Task description -> Reproduce each line bearing the word "targeted".

Given records ->
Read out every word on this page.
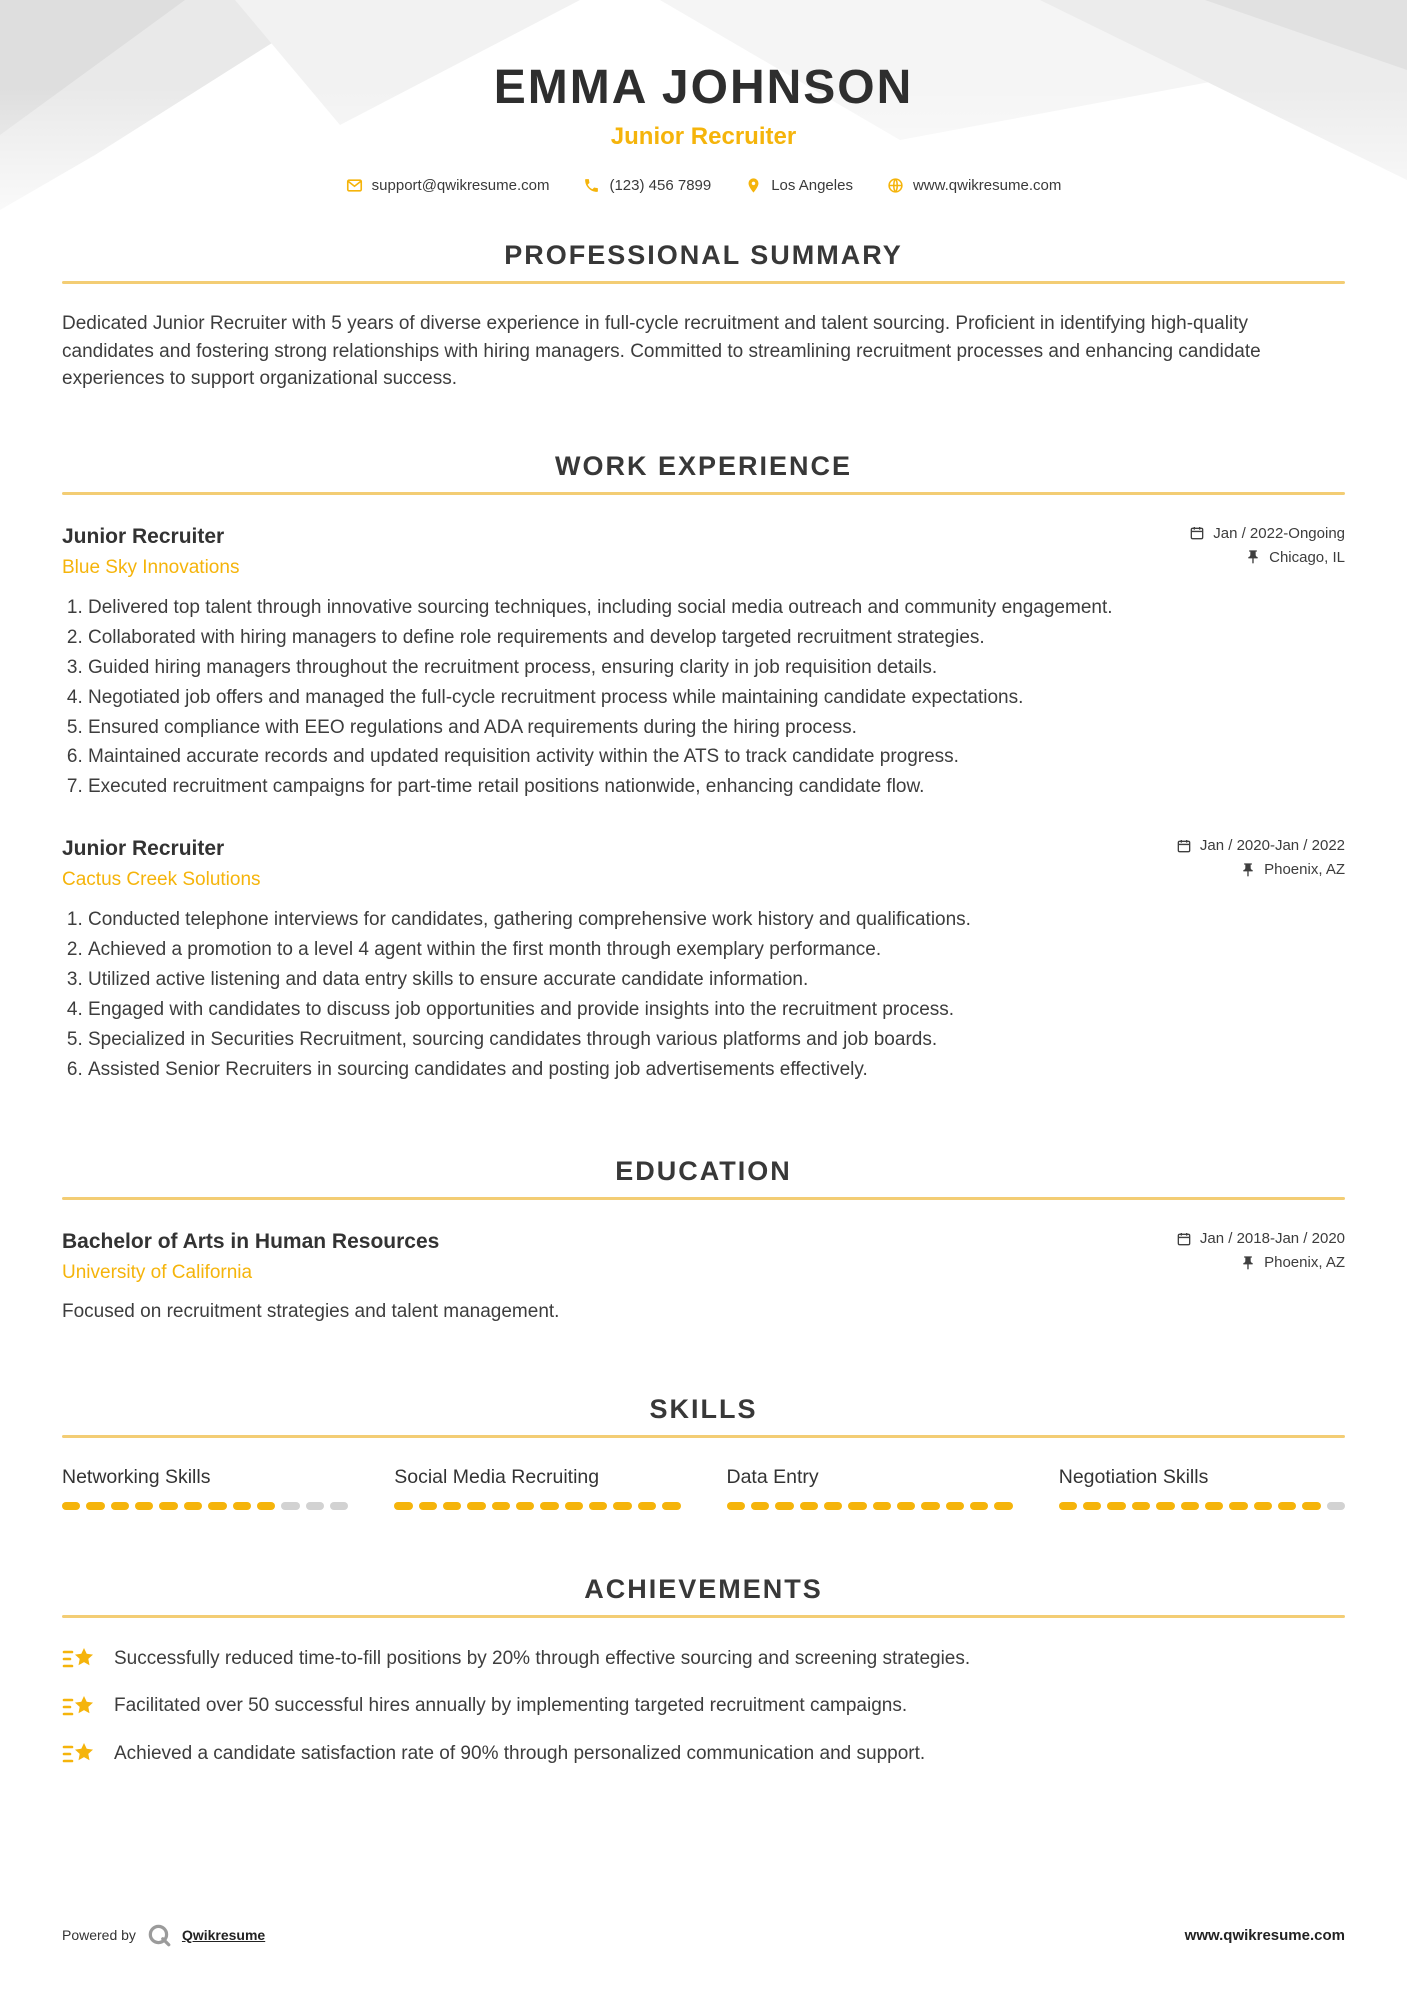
EMMA JOHNSON
Junior Recruiter
support@qwikresume.com	(123) 456 7899	Los Angeles	www.qwikresume.com
PROFESSIONAL SUMMARY

Dedicated Junior Recruiter with 5 years of diverse experience in full-cycle recruitment and talent sourcing. Proficient in identifying high-quality candidates and fostering strong relationships with hiring managers. Committed to streamlining recruitment processes and enhancing candidate experiences to support organizational success.

WORK EXPERIENCE
Junior Recruiter
Blue Sky Innovations
Jan / 2022-Ongoing
Chicago, IL
1. Delivered top talent through innovative sourcing techniques, including social media outreach and community engagement.
2. Collaborated with hiring managers to define role requirements and develop targeted recruitment strategies.
3. Guided hiring managers throughout the recruitment process, ensuring clarity in job requisition details.
4. Negotiated job offers and managed the full-cycle recruitment process while maintaining candidate expectations.
5. Ensured compliance with EEO regulations and ADA requirements during the hiring process.
6. Maintained accurate records and updated requisition activity within the ATS to track candidate progress.
7. Executed recruitment campaigns for part-time retail positions nationwide, enhancing candidate flow.
Junior Recruiter
Cactus Creek Solutions
Jan / 2020-Jan / 2022
Phoenix, AZ
1. Conducted telephone interviews for candidates, gathering comprehensive work history and qualifications.
2. Achieved a promotion to a level 4 agent within the first month through exemplary performance.
3. Utilized active listening and data entry skills to ensure accurate candidate information.
4. Engaged with candidates to discuss job opportunities and provide insights into the recruitment process.
5. Specialized in Securities Recruitment, sourcing candidates through various platforms and job boards.
6. Assisted Senior Recruiters in sourcing candidates and posting job advertisements effectively.
EDUCATION
Bachelor of Arts in Human Resources
University of California
Jan / 2018-Jan / 2020
Phoenix, AZ

Focused on recruitment strategies and talent management.

SKILLS
Networking Skills	Social Media Recruiting	Data Entry	Negotiation Skills
ACHIEVEMENTS
Successfully reduced time-to-fill positions by 20% through effective sourcing and screening strategies.
Facilitated over 50 successful hires annually by implementing targeted recruitment campaigns.
Achieved a candidate satisfaction rate of 90% through personalized communication and support.
Powered by	Qwikresume	www.qwikresume.com
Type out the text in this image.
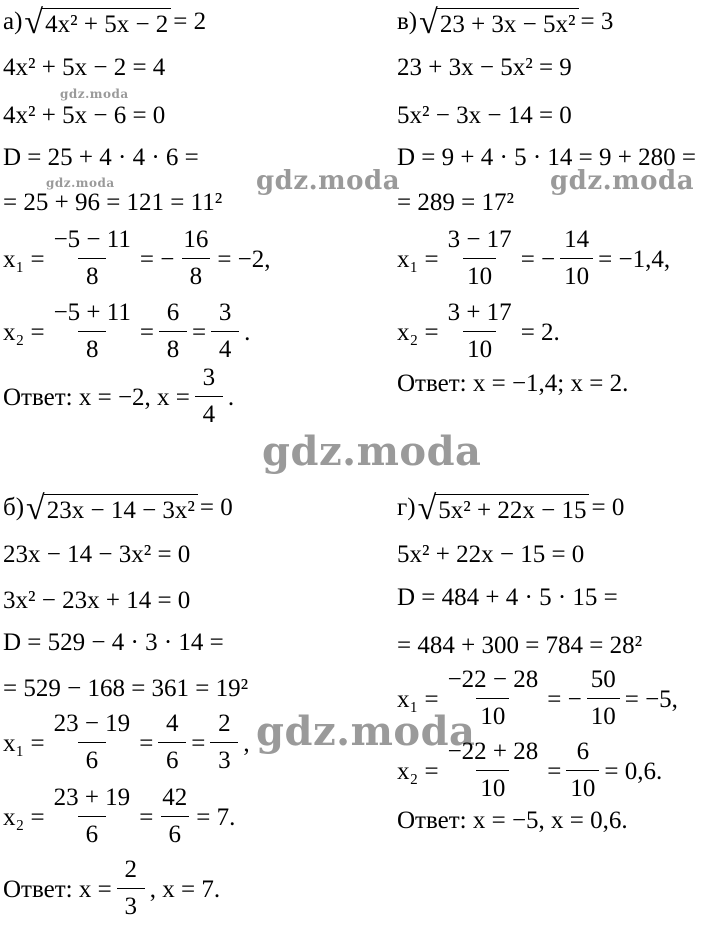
gdz.moda
gdz.moda	gdz.moda	gdz.moda
gdz.moda
gdz.moda
а) √ 4x² + 5x − 2 = 2
4x² + 5x − 2 = 4
4x² + 5x − 6 = 0
D = 25 + 4 · 4 · 6 =
= 25 + 96 = 121 = 11²
$x_1 = \frac{-5 - 11}{8}$ = − $\frac{16}{8} = -2$,
$x_2 = \frac{-5 + 11}{8} = \frac{6}{8} = \frac{3}{4}$ .
Ответ: x = −2, $x = \frac{3}{4}$ .
в) √ 23 + 3x − 5x² = 3
23 + 3x − 5x² = 9
5x² − 3x − 14 = 0
D = 9 + 4 · 5 · 14 = 9 + 280 =
= 289 = 17²
$x_1 = \frac{3 - 17}{10}$ = − $\frac{14}{10} = -1,4$,
$x_2 = \frac{3 + 17}{10} = 2$.
Ответ: x = −1,4; x = 2.
б) √ 23x − 14 − 3x² = 0
23x − 14 − 3x² = 0
3x² − 23x + 14 = 0
D = 529 − 4 · 3 · 14 =
= 529 − 168 = 361 = 19²
$x_1 = \frac{23 - 19}{6} = \frac{4}{6} = \frac{2}{3}$ ,
$x_2 = \frac{23 + 19}{6} = \frac{42}{6} = 7$.
Ответ: $x = \frac{2}{3}$ , x = 7.
г) √ 5x² + 22x − 15 = 0
5x² + 22x − 15 = 0
D = 484 + 4 · 5 · 15 =
= 484 + 300 = 784 = 28²
$x_1 = \frac{-22 - 28}{10}$ = − $\frac{50}{10} = -5$,
$x_2 = \frac{-22 + 28}{10} = \frac{6}{10} = 0,6$.
Ответ: x = −5, x = 0,6.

Exercise solution ->
2. Collaborated with hiring managers to define role requirements and develop targeted recruitment strategies.
Facilitated over 50 successful hires annually by implementing targeted recruitment campaigns.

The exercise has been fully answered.